Description of the task -
Copy out every line in which the string "after" occurs.

=== Information given ===

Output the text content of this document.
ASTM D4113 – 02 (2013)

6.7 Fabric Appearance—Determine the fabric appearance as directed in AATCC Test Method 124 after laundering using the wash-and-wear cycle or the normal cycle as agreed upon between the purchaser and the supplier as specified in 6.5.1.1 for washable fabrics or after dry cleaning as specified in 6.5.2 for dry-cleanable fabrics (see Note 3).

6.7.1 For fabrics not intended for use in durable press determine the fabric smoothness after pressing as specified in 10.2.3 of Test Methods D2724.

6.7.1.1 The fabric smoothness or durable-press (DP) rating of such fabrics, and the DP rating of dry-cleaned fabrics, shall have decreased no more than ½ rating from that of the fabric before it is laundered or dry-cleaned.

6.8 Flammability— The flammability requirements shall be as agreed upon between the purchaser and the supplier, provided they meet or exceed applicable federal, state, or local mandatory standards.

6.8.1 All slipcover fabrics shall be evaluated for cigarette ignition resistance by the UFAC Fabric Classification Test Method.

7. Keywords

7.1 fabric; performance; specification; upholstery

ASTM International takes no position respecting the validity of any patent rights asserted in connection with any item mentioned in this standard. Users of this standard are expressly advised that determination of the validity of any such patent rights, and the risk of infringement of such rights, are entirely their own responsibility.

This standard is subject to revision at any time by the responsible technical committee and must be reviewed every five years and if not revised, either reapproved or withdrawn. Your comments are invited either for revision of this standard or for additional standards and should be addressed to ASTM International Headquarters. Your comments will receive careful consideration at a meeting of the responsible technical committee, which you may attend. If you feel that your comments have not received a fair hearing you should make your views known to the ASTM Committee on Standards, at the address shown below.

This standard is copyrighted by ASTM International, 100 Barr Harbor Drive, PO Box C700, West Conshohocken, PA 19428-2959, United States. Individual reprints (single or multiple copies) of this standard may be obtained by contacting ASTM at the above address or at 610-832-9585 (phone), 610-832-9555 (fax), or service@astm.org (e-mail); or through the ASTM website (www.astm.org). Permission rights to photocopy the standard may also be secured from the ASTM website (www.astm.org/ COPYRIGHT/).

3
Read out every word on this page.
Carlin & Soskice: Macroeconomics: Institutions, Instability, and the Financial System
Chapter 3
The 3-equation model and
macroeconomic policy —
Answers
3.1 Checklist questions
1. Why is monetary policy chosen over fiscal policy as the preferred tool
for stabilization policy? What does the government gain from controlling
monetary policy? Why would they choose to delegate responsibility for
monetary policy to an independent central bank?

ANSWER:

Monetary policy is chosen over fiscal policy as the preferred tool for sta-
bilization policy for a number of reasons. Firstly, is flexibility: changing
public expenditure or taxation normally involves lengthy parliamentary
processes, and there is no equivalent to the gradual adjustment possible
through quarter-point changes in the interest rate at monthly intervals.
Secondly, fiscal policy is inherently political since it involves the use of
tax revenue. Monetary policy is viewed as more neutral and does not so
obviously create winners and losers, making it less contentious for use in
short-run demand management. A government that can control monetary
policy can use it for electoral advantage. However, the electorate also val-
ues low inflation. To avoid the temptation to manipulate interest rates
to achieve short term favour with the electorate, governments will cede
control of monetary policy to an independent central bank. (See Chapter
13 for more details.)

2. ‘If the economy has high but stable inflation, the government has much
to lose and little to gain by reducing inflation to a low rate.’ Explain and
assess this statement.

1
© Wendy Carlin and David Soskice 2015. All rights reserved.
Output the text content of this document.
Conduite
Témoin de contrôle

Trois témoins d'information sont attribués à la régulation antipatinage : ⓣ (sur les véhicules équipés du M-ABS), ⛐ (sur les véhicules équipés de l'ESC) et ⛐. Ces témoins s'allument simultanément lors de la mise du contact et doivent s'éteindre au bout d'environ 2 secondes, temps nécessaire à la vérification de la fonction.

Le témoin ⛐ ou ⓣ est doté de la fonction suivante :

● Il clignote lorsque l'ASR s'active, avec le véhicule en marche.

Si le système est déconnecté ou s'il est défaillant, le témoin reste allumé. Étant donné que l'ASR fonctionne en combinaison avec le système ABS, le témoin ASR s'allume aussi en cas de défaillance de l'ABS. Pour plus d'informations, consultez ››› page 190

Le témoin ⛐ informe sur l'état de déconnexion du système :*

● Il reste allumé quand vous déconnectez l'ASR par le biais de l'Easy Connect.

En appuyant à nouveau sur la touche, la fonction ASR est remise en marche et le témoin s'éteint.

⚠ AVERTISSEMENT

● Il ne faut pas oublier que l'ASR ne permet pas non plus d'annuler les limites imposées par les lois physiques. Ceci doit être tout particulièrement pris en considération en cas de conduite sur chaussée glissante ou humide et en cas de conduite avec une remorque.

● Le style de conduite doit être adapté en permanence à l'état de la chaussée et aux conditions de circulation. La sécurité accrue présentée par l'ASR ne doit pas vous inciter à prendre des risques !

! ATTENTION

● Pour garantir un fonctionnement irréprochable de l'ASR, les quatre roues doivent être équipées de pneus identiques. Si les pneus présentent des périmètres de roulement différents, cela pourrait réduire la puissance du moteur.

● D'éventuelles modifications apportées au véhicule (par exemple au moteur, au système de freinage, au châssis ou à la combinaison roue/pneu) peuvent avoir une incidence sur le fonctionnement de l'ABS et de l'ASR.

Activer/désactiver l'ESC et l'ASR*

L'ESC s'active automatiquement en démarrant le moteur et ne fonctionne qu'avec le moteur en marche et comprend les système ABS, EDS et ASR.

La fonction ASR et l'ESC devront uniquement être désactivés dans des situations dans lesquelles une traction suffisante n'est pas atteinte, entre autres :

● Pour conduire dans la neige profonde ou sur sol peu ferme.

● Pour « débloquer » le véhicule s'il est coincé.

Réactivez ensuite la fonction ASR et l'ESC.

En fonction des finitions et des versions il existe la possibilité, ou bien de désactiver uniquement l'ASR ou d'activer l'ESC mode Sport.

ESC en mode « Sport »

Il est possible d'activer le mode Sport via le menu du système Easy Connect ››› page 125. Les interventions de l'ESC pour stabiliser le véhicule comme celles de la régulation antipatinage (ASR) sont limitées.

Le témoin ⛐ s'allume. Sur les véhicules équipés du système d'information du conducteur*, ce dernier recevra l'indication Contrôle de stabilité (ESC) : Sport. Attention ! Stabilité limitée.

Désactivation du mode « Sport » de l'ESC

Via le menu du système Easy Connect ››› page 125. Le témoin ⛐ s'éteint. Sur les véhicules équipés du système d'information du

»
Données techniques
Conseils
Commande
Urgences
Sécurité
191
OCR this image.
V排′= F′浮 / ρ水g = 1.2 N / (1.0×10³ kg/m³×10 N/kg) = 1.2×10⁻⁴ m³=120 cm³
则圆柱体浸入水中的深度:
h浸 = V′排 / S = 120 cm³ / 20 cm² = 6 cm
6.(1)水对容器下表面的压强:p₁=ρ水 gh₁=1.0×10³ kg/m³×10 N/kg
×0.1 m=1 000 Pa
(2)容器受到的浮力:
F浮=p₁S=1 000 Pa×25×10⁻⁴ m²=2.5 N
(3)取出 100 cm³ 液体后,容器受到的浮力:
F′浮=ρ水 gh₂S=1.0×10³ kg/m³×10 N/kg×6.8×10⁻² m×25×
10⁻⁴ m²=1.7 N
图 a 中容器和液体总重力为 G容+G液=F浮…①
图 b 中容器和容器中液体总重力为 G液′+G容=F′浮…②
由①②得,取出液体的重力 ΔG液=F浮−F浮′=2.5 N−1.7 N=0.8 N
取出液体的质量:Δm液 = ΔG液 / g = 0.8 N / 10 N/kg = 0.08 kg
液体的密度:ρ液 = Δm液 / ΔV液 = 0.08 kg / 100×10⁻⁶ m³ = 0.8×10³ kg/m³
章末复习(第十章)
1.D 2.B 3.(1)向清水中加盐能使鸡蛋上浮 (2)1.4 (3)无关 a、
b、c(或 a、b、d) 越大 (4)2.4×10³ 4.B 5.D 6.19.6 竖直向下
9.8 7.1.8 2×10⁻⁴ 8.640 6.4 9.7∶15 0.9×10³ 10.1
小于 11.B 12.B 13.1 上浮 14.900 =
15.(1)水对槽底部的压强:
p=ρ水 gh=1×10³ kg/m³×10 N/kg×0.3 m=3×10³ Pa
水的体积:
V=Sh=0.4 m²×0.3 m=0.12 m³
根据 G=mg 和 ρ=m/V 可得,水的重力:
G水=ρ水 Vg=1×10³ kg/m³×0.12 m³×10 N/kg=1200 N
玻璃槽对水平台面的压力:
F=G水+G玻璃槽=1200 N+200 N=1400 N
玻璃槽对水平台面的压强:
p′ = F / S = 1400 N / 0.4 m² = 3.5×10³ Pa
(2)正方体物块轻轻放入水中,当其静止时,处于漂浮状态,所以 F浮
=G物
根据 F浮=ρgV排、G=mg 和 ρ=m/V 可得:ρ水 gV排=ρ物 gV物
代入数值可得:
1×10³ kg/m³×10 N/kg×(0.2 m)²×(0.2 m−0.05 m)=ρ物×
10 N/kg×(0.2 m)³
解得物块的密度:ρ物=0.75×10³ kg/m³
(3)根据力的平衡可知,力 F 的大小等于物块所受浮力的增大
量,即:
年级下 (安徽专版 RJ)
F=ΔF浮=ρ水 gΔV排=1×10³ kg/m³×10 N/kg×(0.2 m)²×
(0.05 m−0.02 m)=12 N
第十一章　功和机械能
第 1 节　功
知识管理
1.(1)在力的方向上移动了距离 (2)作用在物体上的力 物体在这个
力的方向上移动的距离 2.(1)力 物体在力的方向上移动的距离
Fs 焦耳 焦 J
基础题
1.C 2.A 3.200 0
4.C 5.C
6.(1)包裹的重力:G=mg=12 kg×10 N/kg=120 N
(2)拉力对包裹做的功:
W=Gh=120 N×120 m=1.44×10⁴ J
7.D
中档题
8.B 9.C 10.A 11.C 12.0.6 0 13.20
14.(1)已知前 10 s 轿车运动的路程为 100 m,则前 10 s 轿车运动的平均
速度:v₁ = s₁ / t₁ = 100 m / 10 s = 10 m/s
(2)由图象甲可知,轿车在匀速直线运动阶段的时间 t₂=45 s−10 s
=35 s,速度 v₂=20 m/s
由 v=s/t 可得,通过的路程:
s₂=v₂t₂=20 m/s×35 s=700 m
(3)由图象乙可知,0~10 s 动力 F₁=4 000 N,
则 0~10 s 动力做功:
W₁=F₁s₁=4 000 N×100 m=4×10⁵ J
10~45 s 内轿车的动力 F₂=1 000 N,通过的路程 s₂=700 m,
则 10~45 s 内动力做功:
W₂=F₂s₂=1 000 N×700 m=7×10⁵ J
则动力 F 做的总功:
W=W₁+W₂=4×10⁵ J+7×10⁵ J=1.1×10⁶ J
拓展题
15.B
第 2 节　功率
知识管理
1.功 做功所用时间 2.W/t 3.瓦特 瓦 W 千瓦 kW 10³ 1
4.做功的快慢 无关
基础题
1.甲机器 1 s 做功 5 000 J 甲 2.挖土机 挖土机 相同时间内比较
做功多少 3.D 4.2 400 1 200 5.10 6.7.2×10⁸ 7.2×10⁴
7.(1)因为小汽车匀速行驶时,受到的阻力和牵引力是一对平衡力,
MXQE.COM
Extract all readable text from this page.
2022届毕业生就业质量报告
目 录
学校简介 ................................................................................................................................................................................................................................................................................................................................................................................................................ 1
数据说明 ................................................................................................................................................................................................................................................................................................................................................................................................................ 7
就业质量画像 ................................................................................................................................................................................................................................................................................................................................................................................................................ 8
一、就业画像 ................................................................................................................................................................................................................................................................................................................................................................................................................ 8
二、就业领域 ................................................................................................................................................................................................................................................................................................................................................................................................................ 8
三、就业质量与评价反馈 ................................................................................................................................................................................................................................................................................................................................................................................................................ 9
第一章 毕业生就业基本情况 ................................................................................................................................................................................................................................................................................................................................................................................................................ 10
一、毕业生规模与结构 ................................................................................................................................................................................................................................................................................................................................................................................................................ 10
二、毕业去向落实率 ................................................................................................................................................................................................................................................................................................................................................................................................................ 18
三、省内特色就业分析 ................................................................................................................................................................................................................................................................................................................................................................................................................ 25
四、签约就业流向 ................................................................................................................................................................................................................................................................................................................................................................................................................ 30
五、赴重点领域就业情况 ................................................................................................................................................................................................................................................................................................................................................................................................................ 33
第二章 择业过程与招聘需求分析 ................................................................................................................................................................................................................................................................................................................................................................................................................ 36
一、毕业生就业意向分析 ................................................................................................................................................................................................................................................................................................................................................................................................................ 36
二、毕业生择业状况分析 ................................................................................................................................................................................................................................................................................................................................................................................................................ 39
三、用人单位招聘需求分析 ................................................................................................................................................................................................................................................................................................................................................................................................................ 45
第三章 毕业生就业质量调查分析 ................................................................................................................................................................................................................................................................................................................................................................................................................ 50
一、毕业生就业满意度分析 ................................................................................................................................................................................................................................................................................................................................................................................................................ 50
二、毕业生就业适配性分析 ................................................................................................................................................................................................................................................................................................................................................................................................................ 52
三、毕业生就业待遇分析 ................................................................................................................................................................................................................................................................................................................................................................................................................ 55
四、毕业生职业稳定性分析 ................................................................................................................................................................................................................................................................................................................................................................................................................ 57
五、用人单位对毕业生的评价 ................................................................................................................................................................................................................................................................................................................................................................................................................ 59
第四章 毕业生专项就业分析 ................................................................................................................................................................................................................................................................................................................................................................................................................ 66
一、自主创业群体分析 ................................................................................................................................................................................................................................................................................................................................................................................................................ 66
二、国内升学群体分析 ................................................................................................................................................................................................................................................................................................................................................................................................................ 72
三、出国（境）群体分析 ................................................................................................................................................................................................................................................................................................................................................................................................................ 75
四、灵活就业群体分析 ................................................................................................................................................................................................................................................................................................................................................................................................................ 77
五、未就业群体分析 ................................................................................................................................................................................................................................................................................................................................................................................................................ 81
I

===

Output of the exercise -
6.7 Fabric Appearance—Determine the fabric appearance as directed in AATCC Test Method 124 after laundering using the wash-and-wear cycle or the normal cycle as agreed upon between the purchaser and the supplier as specified in 6.5.1.1 for washable fabrics or after dry cleaning as specified in 6.5.2 for dry-cleanable fabrics (see Note 3).
6.7.1 For fabrics not intended for use in durable press determine the fabric smoothness after pressing as specified in 10.2.3 of Test Methods D2724.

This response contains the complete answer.